## Your task
The reply should contain all the data below, repeated exactly, and none of the images.

## Data to examine
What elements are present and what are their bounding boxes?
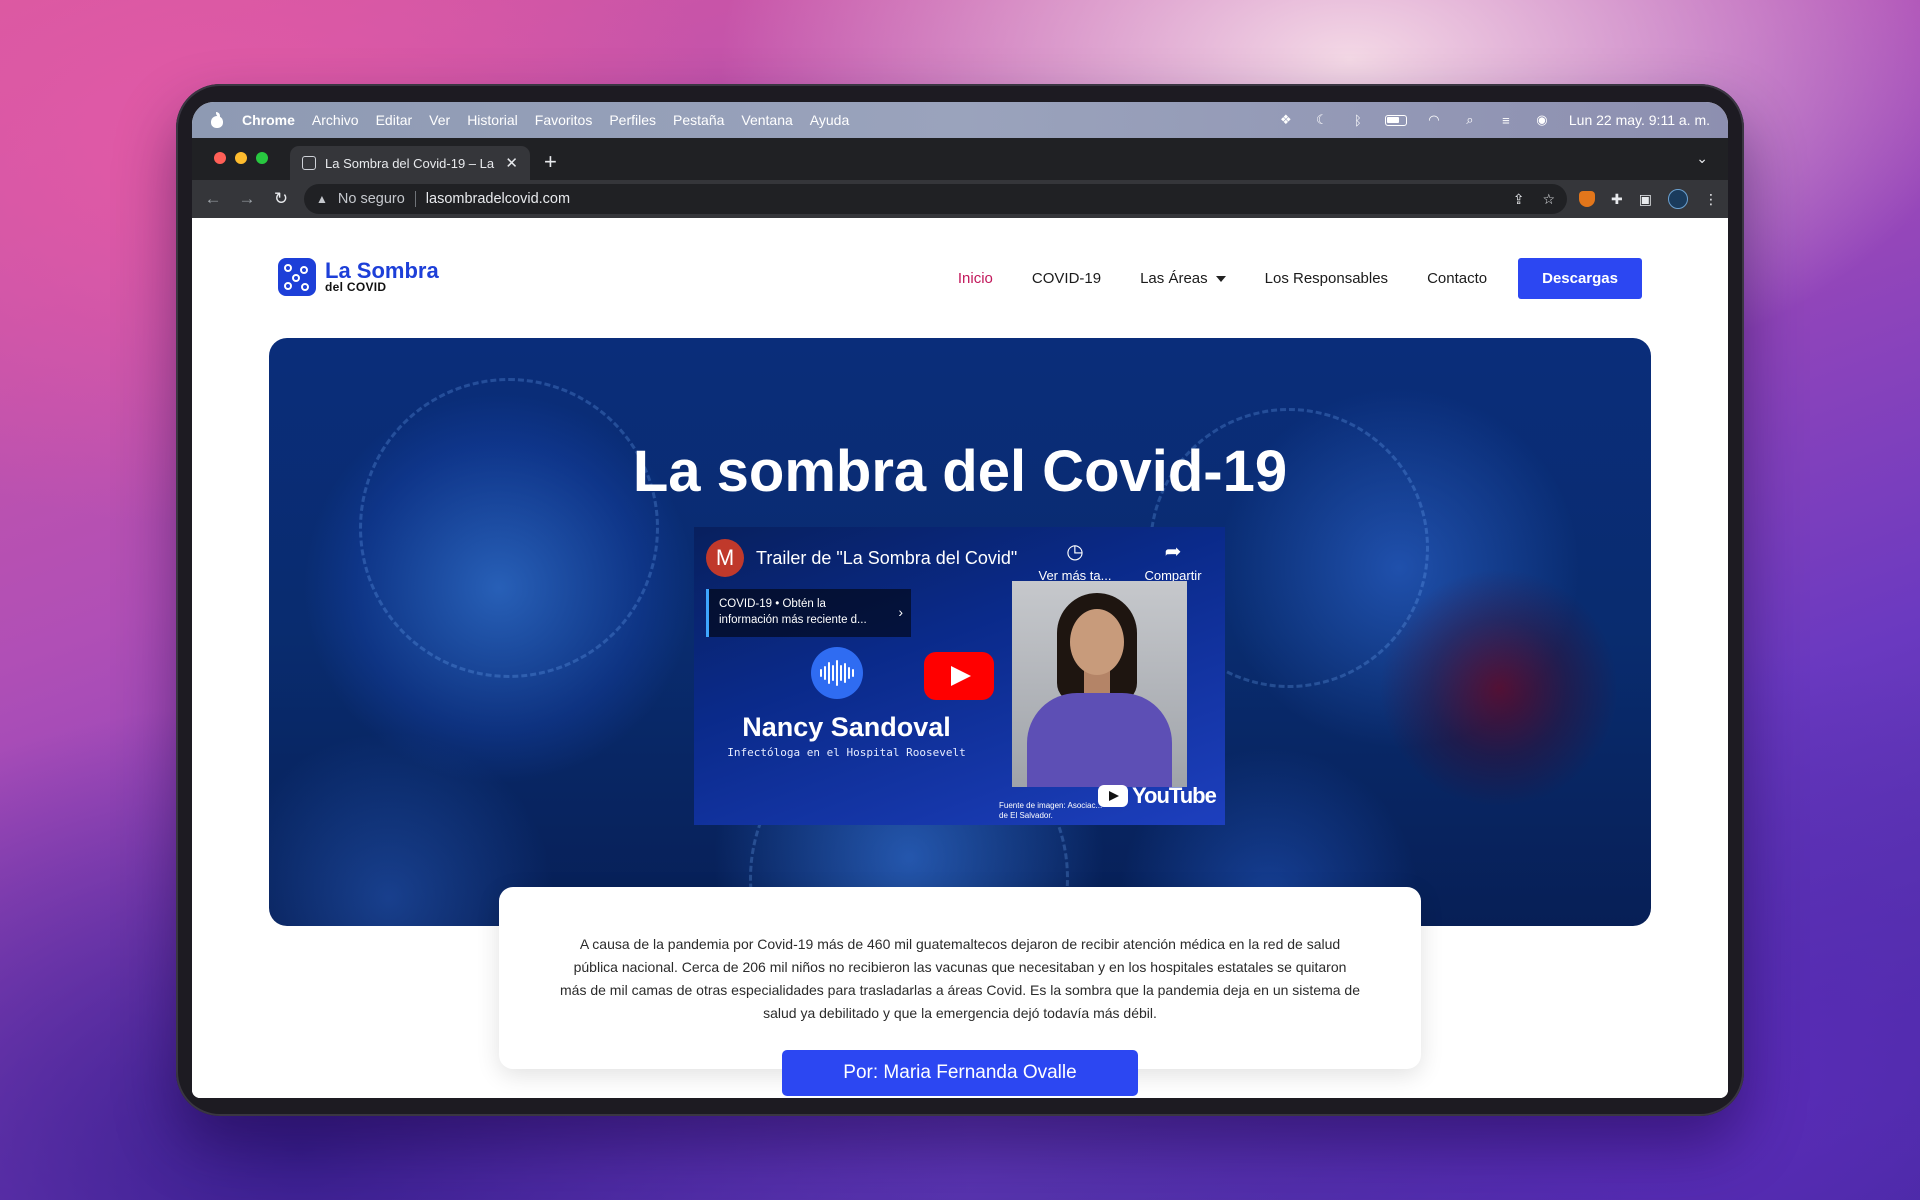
window-controls <box>214 152 268 164</box>
nav-las-areas[interactable]: Las Áreas <box>1140 270 1226 287</box>
browser-toolbar: ← → ↻ ▲ No seguro lasombradelcovid.com ⇪… <box>192 180 1728 218</box>
menu-editar[interactable]: Editar <box>376 112 413 128</box>
menu-historial[interactable]: Historial <box>467 112 518 128</box>
apple-icon[interactable] <box>210 112 224 128</box>
nav-contacto[interactable]: Contacto <box>1427 270 1487 287</box>
person-name: Nancy Sandoval <box>742 712 951 742</box>
watch-later-button[interactable]: ◷ Ver más ta... <box>1030 539 1120 583</box>
warning-icon[interactable]: ▲ <box>316 192 328 206</box>
close-tab-icon[interactable]: ✕ <box>505 154 518 172</box>
summary-text: A causa de la pandemia por Covid-19 más … <box>560 936 1360 1021</box>
menu-pestana[interactable]: Pestaña <box>673 112 724 128</box>
person-role: Infectóloga en el Hospital Roosevelt <box>727 746 966 759</box>
channel-avatar[interactable]: M <box>706 539 744 577</box>
logo-line1: La Sombra <box>325 258 439 283</box>
website: La Sombra del COVID Inicio COVID-19 Las … <box>192 218 1728 1098</box>
play-button[interactable] <box>924 652 994 700</box>
security-label[interactable]: No seguro <box>338 191 405 207</box>
screen: Chrome Archivo Editar Ver Historial Favo… <box>192 102 1728 1098</box>
omnibox-actions: ⇪ ☆ <box>1513 191 1555 208</box>
portrait-image <box>1012 581 1187 787</box>
divider <box>414 191 416 207</box>
minimize-window-button[interactable] <box>235 152 247 164</box>
youtube-embed[interactable]: M Trailer de "La Sombra del Covid" ◷ Ver… <box>694 527 1225 825</box>
reload-button[interactable]: ↻ <box>270 189 292 209</box>
spotlight-icon[interactable]: ⌕ <box>1461 112 1479 127</box>
clock-icon: ◷ <box>1066 541 1084 563</box>
tab-title: La Sombra del Covid-19 – La s <box>325 155 497 171</box>
menu-ventana[interactable]: Ventana <box>741 112 792 128</box>
extension-area: ✚ ▣ ⋮ <box>1579 189 1718 209</box>
profile-avatar[interactable] <box>1668 189 1688 209</box>
forward-button[interactable]: → <box>236 189 258 209</box>
nav-covid19[interactable]: COVID-19 <box>1032 270 1101 287</box>
share-button[interactable]: ➦ Compartir <box>1128 539 1218 583</box>
chevron-right-icon: › <box>898 604 903 620</box>
nav-inicio[interactable]: Inicio <box>958 270 993 287</box>
audio-wave-icon <box>811 647 863 699</box>
tab-search-chevron-icon[interactable]: ⌄ <box>1696 150 1708 167</box>
menu-perfiles[interactable]: Perfiles <box>609 112 656 128</box>
menu-ver[interactable]: Ver <box>429 112 450 128</box>
virus-decoration <box>359 378 659 678</box>
source-line2: de El Salvador. <box>999 811 1053 820</box>
menu-archivo[interactable]: Archivo <box>312 112 359 128</box>
moon-icon[interactable]: ☾ <box>1313 112 1331 127</box>
url-text[interactable]: lasombradelcovid.com <box>426 191 570 207</box>
back-button[interactable]: ← <box>202 189 224 209</box>
youtube-wordmark: YouTube <box>1132 783 1217 808</box>
info-card-line1: COVID-19 • Obtén la <box>719 598 826 610</box>
youtube-logo[interactable]: YouTube <box>1098 783 1217 809</box>
author-button[interactable]: Por: Maria Fernanda Ovalle <box>782 1050 1138 1096</box>
status-area: ❖ ☾ ᛒ ◠ ⌕ ≡ ◉ Lun 22 may. 9:11 a. m. <box>1277 112 1710 128</box>
share-arrow-icon: ➦ <box>1164 541 1182 563</box>
hero-banner: La sombra del Covid-19 M Trailer de "La … <box>269 338 1651 926</box>
control-center-icon[interactable]: ≡ <box>1497 113 1515 128</box>
wifi-icon[interactable]: ◠ <box>1425 112 1443 127</box>
address-bar[interactable]: ▲ No seguro lasombradelcovid.com ⇪ ☆ <box>304 184 1568 214</box>
battery-icon[interactable] <box>1384 114 1407 126</box>
extensions-puzzle-icon[interactable]: ✚ <box>1611 191 1623 208</box>
mac-menubar: Chrome Archivo Editar Ver Historial Favo… <box>192 102 1728 138</box>
menu-ayuda[interactable]: Ayuda <box>810 112 849 128</box>
logo-text: La Sombra del COVID <box>325 258 439 294</box>
bookmark-star-icon[interactable]: ☆ <box>1542 191 1555 208</box>
zoom-window-button[interactable] <box>256 152 268 164</box>
new-tab-button[interactable]: + <box>544 149 557 175</box>
close-window-button[interactable] <box>214 152 226 164</box>
menu-chrome[interactable]: Chrome <box>242 112 295 128</box>
menu-favoritos[interactable]: Favoritos <box>535 112 593 128</box>
tab-strip: La Sombra del Covid-19 – La s ✕ + ⌄ <box>192 138 1728 180</box>
clock[interactable]: Lun 22 may. 9:11 a. m. <box>1569 112 1710 128</box>
dropbox-icon[interactable]: ❖ <box>1277 112 1295 127</box>
share-icon[interactable]: ⇪ <box>1513 191 1525 208</box>
video-title[interactable]: Trailer de "La Sombra del Covid" <box>756 548 1017 569</box>
nav-responsables[interactable]: Los Responsables <box>1265 270 1388 287</box>
video-header: M Trailer de "La Sombra del Covid" <box>706 539 1017 577</box>
chrome-menu-icon[interactable]: ⋮ <box>1704 191 1718 208</box>
site-header: La Sombra del COVID Inicio COVID-19 Las … <box>192 218 1728 338</box>
summary-card: A causa de la pandemia por Covid-19 más … <box>499 887 1421 1069</box>
site-logo[interactable]: La Sombra del COVID <box>278 258 439 296</box>
info-card-line2: información más reciente d... <box>719 614 867 626</box>
dropdown-caret-icon <box>1215 276 1226 283</box>
main-nav: Inicio COVID-19 Las Áreas Los Responsabl… <box>958 258 1642 299</box>
side-panel-icon[interactable]: ▣ <box>1639 191 1652 208</box>
covid-info-card[interactable]: COVID-19 • Obtén la información más reci… <box>706 589 911 637</box>
virus-logo-icon <box>278 258 316 296</box>
nav-las-areas-label: Las Áreas <box>1140 270 1208 287</box>
metamask-extension-icon[interactable] <box>1579 191 1596 207</box>
siri-icon[interactable]: ◉ <box>1533 112 1551 127</box>
youtube-play-icon <box>1098 785 1128 807</box>
hero-title: La sombra del Covid-19 <box>632 439 1288 504</box>
bluetooth-icon[interactable]: ᛒ <box>1349 113 1367 128</box>
descargas-button[interactable]: Descargas <box>1518 258 1642 299</box>
tab-active[interactable]: La Sombra del Covid-19 – La s ✕ <box>290 146 530 180</box>
favicon-icon <box>302 156 316 170</box>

## Exercise result
What elements are present and what are their bounding boxes?
window-controls <box>214 152 268 164</box>
nav-las-areas[interactable]: Las Áreas <box>1140 270 1226 287</box>
browser-toolbar: ← → ↻ ▲ No seguro lasombradelcovid.com ⇪… <box>192 180 1728 218</box>
menu-editar[interactable]: Editar <box>376 112 413 128</box>
menu-historial[interactable]: Historial <box>467 112 518 128</box>
apple-icon[interactable] <box>210 112 224 128</box>
nav-contacto[interactable]: Contacto <box>1427 270 1487 287</box>
person-name: Nancy Sandoval <box>742 712 951 742</box>
watch-later-button[interactable]: ◷ Ver más ta... <box>1030 539 1120 583</box>
warning-icon[interactable]: ▲ <box>316 192 328 206</box>
close-tab-icon[interactable]: ✕ <box>505 154 518 172</box>
summary-text: A causa de la pandemia por Covid-19 más … <box>560 936 1360 1021</box>
menu-pestana[interactable]: Pestaña <box>673 112 724 128</box>
person-role: Infectóloga en el Hospital Roosevelt <box>727 746 966 759</box>
channel-avatar[interactable]: M <box>706 539 744 577</box>
logo-line1: La Sombra <box>325 258 439 283</box>
website: La Sombra del COVID Inicio COVID-19 Las … <box>192 218 1728 1098</box>
play-button[interactable] <box>924 652 994 700</box>
security-label[interactable]: No seguro <box>338 191 405 207</box>
screen: Chrome Archivo Editar Ver Historial Favo… <box>192 102 1728 1098</box>
omnibox-actions: ⇪ ☆ <box>1513 191 1555 208</box>
portrait-image <box>1012 581 1187 787</box>
divider <box>414 191 416 207</box>
minimize-window-button[interactable] <box>235 152 247 164</box>
youtube-embed[interactable]: M Trailer de "La Sombra del Covid" ◷ Ver… <box>694 527 1225 825</box>
reload-button[interactable]: ↻ <box>270 189 292 209</box>
spotlight-icon[interactable]: ⌕ <box>1461 112 1479 127</box>
clock-icon: ◷ <box>1066 541 1084 563</box>
tab-title: La Sombra del Covid-19 – La s <box>325 155 497 171</box>
menu-ventana[interactable]: Ventana <box>741 112 792 128</box>
extension-area: ✚ ▣ ⋮ <box>1579 189 1718 209</box>
profile-avatar[interactable] <box>1668 189 1688 209</box>
forward-button[interactable]: → <box>236 189 258 209</box>
nav-covid19[interactable]: COVID-19 <box>1032 270 1101 287</box>
share-button[interactable]: ➦ Compartir <box>1128 539 1218 583</box>
chevron-right-icon: › <box>898 604 903 620</box>
nav-inicio[interactable]: Inicio <box>958 270 993 287</box>
audio-wave-icon <box>811 647 863 699</box>
tab-search-chevron-icon[interactable]: ⌄ <box>1696 150 1708 167</box>
menu-perfiles[interactable]: Perfiles <box>609 112 656 128</box>
menu-ver[interactable]: Ver <box>429 112 450 128</box>
virus-decoration <box>359 378 659 678</box>
source-line2: de El Salvador. <box>999 811 1053 820</box>
menu-archivo[interactable]: Archivo <box>312 112 359 128</box>
moon-icon[interactable]: ☾ <box>1313 112 1331 127</box>
url-text[interactable]: lasombradelcovid.com <box>426 191 570 207</box>
back-button[interactable]: ← <box>202 189 224 209</box>
youtube-wordmark: YouTube <box>1132 783 1217 808</box>
info-card-line1: COVID-19 • Obtén la <box>719 598 826 610</box>
youtube-logo[interactable]: YouTube <box>1098 783 1217 809</box>
author-button[interactable]: Por: Maria Fernanda Ovalle <box>782 1050 1138 1096</box>
status-area: ❖ ☾ ᛒ ◠ ⌕ ≡ ◉ Lun 22 may. 9:11 a. m. <box>1277 112 1710 128</box>
share-arrow-icon: ➦ <box>1164 541 1182 563</box>
hero-banner: La sombra del Covid-19 M Trailer de "La … <box>269 338 1651 926</box>
control-center-icon[interactable]: ≡ <box>1497 113 1515 128</box>
wifi-icon[interactable]: ◠ <box>1425 112 1443 127</box>
address-bar[interactable]: ▲ No seguro lasombradelcovid.com ⇪ ☆ <box>304 184 1568 214</box>
battery-icon[interactable] <box>1384 114 1407 126</box>
extensions-puzzle-icon[interactable]: ✚ <box>1611 191 1623 208</box>
mac-menubar: Chrome Archivo Editar Ver Historial Favo… <box>192 102 1728 138</box>
menu-ayuda[interactable]: Ayuda <box>810 112 849 128</box>
logo-text: La Sombra del COVID <box>325 258 439 294</box>
bookmark-star-icon[interactable]: ☆ <box>1542 191 1555 208</box>
zoom-window-button[interactable] <box>256 152 268 164</box>
new-tab-button[interactable]: + <box>544 149 557 175</box>
close-window-button[interactable] <box>214 152 226 164</box>
menu-chrome[interactable]: Chrome <box>242 112 295 128</box>
menu-favoritos[interactable]: Favoritos <box>535 112 593 128</box>
tab-strip: La Sombra del Covid-19 – La s ✕ + ⌄ <box>192 138 1728 180</box>
clock[interactable]: Lun 22 may. 9:11 a. m. <box>1569 112 1710 128</box>
dropbox-icon[interactable]: ❖ <box>1277 112 1295 127</box>
share-icon[interactable]: ⇪ <box>1513 191 1525 208</box>
video-title[interactable]: Trailer de "La Sombra del Covid" <box>756 548 1017 569</box>
nav-responsables[interactable]: Los Responsables <box>1265 270 1388 287</box>
video-header: M Trailer de "La Sombra del Covid" <box>706 539 1017 577</box>
chrome-menu-icon[interactable]: ⋮ <box>1704 191 1718 208</box>
site-header: La Sombra del COVID Inicio COVID-19 Las … <box>192 218 1728 338</box>
summary-card: A causa de la pandemia por Covid-19 más … <box>499 887 1421 1069</box>
site-logo[interactable]: La Sombra del COVID <box>278 258 439 296</box>
info-card-line2: información más reciente d... <box>719 614 867 626</box>
dropdown-caret-icon <box>1215 276 1226 283</box>
main-nav: Inicio COVID-19 Las Áreas Los Responsabl… <box>958 258 1642 299</box>
side-panel-icon[interactable]: ▣ <box>1639 191 1652 208</box>
covid-info-card[interactable]: COVID-19 • Obtén la información más reci… <box>706 589 911 637</box>
virus-logo-icon <box>278 258 316 296</box>
nav-las-areas-label: Las Áreas <box>1140 270 1208 287</box>
metamask-extension-icon[interactable] <box>1579 191 1596 207</box>
siri-icon[interactable]: ◉ <box>1533 112 1551 127</box>
youtube-play-icon <box>1098 785 1128 807</box>
hero-title: La sombra del Covid-19 <box>632 439 1288 504</box>
bluetooth-icon[interactable]: ᛒ <box>1349 113 1367 128</box>
descargas-button[interactable]: Descargas <box>1518 258 1642 299</box>
tab-active[interactable]: La Sombra del Covid-19 – La s ✕ <box>290 146 530 180</box>
favicon-icon <box>302 156 316 170</box>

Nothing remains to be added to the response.